Collected data
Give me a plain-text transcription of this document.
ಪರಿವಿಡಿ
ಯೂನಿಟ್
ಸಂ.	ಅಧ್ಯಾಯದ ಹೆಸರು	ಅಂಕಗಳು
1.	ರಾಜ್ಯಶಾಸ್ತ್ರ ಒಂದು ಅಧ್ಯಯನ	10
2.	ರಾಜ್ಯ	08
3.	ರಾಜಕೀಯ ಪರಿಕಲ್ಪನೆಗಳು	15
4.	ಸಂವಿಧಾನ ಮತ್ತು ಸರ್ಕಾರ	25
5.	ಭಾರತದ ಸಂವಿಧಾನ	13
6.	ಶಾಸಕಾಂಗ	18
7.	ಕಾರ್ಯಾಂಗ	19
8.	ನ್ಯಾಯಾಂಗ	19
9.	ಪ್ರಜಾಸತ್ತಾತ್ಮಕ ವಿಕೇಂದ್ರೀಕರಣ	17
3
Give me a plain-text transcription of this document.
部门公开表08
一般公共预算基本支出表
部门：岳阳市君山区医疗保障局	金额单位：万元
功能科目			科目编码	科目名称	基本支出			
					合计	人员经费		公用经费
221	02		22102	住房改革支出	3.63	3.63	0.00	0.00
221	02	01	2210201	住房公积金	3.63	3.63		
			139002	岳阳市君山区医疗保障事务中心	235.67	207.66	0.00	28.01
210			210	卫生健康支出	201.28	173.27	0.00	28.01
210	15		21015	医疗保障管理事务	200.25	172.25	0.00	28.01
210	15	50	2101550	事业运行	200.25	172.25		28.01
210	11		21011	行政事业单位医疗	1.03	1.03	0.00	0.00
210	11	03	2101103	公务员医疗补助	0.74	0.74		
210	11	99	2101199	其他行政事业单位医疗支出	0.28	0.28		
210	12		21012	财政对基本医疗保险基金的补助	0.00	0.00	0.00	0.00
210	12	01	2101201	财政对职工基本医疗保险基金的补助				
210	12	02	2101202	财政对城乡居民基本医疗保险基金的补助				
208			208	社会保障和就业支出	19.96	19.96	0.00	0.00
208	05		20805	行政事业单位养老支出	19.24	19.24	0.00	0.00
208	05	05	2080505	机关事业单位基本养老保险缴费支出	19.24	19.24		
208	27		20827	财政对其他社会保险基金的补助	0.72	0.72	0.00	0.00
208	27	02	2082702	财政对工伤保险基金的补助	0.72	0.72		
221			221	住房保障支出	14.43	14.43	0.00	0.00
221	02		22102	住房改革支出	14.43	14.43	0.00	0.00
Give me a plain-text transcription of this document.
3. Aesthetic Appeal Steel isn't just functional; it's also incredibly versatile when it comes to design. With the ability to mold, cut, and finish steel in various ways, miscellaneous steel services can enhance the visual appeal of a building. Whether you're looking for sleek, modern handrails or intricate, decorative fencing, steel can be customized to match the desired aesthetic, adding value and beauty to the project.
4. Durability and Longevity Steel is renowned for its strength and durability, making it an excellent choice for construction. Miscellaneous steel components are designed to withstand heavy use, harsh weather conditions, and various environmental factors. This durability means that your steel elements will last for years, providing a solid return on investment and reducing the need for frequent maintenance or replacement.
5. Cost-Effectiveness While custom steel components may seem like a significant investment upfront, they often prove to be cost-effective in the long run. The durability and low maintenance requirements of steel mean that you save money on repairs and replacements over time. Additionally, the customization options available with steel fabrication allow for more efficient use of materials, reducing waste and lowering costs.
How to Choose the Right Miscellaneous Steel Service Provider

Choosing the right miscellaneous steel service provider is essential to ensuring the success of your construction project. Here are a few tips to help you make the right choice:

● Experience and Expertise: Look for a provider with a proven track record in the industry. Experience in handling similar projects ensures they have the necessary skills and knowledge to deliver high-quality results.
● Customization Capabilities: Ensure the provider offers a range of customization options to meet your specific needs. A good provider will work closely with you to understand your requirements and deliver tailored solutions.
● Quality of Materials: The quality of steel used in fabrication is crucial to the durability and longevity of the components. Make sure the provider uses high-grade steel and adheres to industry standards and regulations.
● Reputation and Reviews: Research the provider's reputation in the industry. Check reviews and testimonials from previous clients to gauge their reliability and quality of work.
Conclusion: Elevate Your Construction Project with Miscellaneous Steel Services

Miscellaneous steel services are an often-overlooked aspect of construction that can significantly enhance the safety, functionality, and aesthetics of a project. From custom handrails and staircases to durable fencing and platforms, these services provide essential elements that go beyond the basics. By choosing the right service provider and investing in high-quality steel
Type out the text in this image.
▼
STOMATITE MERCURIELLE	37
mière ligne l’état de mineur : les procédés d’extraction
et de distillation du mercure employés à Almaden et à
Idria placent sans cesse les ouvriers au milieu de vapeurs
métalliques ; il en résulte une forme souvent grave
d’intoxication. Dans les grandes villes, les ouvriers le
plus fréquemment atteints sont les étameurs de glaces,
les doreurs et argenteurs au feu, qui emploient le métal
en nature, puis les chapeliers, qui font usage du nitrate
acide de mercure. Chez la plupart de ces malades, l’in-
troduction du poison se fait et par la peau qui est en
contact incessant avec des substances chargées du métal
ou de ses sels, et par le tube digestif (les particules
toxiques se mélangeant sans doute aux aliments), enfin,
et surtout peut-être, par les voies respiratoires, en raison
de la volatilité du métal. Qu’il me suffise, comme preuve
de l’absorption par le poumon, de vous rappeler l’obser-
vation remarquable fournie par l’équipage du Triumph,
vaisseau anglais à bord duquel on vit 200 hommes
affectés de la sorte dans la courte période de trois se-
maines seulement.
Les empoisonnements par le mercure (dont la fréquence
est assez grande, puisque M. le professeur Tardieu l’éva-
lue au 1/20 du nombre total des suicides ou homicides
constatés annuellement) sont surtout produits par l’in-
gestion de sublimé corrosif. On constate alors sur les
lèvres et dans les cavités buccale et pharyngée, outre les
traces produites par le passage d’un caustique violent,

* TASK BRIEF *
Indicate how many lines of the material contain the string "sont", giving the number and nothing more.

* CORRECT RESPONSE *
2